#### Stored rows ####
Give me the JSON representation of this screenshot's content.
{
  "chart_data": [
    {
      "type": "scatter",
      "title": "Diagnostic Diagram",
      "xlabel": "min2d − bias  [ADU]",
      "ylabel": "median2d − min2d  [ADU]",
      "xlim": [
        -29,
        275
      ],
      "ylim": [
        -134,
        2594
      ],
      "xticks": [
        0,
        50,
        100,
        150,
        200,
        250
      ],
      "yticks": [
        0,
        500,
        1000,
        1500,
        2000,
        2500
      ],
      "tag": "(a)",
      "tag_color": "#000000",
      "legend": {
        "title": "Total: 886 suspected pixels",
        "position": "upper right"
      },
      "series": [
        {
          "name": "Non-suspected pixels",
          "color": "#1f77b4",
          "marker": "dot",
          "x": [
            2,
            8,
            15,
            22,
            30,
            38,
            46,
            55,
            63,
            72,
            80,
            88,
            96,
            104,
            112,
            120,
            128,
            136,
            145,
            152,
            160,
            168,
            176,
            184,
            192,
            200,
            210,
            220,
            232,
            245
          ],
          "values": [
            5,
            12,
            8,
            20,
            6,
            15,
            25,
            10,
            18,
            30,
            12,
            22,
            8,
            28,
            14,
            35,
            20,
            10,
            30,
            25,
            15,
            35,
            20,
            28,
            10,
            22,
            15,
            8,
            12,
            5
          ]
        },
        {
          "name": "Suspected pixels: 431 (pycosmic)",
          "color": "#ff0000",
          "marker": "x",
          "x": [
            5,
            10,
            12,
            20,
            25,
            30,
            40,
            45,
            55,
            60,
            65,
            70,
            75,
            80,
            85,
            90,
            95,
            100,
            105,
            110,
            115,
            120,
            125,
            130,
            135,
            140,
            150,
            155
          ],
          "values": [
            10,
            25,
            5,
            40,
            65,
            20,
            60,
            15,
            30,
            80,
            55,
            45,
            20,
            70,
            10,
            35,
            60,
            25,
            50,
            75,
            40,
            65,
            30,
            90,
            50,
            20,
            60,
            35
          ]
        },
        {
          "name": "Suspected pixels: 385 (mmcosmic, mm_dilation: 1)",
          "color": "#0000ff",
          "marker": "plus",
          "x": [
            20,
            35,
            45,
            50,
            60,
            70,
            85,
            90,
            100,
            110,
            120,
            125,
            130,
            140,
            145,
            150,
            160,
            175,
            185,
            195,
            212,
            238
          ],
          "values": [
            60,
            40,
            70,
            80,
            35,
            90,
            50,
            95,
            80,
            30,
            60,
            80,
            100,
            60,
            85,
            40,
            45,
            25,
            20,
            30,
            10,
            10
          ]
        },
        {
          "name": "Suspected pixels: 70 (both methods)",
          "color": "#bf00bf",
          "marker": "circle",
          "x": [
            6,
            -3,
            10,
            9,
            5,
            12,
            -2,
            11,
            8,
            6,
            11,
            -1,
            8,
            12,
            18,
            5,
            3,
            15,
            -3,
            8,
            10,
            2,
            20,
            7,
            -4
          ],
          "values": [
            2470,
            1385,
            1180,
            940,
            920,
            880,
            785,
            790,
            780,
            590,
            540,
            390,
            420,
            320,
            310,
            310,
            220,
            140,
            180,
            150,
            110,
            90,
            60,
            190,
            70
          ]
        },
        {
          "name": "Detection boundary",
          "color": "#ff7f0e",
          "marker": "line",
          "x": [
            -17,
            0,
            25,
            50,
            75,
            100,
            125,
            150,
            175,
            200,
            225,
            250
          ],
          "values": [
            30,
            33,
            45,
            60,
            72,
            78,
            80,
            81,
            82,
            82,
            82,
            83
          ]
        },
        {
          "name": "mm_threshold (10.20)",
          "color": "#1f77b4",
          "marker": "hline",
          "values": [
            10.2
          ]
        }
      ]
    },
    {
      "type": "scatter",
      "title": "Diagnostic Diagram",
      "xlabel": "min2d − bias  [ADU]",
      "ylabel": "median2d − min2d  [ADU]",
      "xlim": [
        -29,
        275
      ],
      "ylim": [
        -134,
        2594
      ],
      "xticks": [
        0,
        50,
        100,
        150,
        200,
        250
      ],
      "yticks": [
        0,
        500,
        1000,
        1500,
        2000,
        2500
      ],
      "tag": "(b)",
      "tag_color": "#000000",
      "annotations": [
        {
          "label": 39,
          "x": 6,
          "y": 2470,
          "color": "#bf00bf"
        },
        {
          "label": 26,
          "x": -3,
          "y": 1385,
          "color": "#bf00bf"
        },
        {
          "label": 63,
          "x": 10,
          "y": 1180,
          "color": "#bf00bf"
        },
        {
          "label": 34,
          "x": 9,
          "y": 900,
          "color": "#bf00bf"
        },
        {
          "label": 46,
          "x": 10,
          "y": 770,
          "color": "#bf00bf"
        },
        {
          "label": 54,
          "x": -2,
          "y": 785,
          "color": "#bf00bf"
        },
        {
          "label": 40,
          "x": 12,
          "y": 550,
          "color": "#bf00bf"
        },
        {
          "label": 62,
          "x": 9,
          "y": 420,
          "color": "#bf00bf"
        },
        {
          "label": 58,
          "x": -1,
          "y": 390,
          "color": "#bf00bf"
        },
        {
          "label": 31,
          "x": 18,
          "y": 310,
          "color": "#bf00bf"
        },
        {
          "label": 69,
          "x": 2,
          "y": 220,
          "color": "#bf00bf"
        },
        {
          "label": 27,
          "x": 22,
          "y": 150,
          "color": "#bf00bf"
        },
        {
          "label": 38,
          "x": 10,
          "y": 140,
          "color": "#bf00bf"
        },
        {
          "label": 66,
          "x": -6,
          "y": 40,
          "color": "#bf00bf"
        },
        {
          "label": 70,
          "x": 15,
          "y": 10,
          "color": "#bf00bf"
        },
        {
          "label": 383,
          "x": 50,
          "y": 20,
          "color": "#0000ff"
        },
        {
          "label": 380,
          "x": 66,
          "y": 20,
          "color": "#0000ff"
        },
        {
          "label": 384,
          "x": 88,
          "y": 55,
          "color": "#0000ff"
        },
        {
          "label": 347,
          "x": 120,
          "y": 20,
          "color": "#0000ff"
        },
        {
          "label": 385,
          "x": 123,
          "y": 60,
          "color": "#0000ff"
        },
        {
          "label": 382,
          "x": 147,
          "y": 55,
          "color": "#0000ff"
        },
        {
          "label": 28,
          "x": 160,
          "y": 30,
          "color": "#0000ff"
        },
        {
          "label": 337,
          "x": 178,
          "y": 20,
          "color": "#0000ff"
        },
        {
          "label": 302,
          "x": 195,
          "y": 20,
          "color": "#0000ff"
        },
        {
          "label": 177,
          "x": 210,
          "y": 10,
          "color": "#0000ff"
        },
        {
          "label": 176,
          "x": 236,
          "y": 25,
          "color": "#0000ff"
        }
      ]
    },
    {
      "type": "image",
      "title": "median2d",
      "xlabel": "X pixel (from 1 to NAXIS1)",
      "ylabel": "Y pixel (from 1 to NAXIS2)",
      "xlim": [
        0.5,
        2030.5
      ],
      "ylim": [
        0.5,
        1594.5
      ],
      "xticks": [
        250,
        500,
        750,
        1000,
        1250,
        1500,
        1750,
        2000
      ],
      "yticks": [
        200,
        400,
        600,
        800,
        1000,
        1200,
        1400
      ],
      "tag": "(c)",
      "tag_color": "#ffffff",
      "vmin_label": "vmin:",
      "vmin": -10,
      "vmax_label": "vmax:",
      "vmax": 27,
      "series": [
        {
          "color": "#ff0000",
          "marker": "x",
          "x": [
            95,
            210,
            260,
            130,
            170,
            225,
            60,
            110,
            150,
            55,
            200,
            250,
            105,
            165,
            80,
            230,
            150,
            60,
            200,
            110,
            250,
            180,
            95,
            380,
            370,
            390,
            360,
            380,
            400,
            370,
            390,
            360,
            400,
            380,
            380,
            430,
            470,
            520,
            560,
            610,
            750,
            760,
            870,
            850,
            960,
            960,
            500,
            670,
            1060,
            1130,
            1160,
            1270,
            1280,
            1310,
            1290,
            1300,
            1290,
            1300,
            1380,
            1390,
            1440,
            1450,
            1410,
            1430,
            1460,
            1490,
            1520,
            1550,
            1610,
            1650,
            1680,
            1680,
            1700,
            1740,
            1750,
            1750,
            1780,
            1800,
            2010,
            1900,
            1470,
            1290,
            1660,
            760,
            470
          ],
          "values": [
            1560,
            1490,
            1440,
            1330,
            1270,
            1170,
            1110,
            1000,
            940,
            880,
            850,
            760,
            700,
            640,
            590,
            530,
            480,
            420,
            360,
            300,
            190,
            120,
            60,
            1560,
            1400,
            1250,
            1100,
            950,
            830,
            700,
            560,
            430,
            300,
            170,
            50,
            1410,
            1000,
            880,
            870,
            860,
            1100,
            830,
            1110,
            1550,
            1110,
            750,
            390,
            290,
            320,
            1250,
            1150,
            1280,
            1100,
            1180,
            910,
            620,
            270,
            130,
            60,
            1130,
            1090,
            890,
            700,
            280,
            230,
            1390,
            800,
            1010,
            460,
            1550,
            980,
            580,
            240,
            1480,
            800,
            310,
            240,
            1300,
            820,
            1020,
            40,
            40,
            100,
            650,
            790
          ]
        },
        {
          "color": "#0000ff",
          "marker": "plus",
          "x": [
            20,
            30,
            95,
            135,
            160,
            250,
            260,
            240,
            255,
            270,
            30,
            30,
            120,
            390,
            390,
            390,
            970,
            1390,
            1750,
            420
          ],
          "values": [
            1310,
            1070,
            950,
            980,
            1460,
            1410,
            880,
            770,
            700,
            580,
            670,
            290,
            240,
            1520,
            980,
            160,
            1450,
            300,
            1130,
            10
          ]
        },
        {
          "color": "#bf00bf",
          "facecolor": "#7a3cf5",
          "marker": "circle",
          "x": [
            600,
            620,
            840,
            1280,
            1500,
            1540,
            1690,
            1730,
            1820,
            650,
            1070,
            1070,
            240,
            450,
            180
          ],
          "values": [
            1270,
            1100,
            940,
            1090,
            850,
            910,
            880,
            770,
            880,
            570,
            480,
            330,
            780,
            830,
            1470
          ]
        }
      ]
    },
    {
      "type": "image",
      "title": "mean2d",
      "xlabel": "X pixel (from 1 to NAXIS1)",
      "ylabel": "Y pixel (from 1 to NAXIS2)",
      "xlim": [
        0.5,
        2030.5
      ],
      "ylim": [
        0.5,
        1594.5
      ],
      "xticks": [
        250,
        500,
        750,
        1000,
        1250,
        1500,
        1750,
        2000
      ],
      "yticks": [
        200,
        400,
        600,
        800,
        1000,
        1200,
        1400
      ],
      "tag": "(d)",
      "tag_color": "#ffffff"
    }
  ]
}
####
## Task
Extract every line above containing the word "pixels".

## Result of this exercise
        "title": "Total: 886 suspected pixels",
          "name": "Non-suspected pixels",
          "name": "Suspected pixels: 431 (pycosmic)",
          "name": "Suspected pixels: 385 (mmcosmic, mm_dilation: 1)",
          "name": "Suspected pixels: 70 (both methods)",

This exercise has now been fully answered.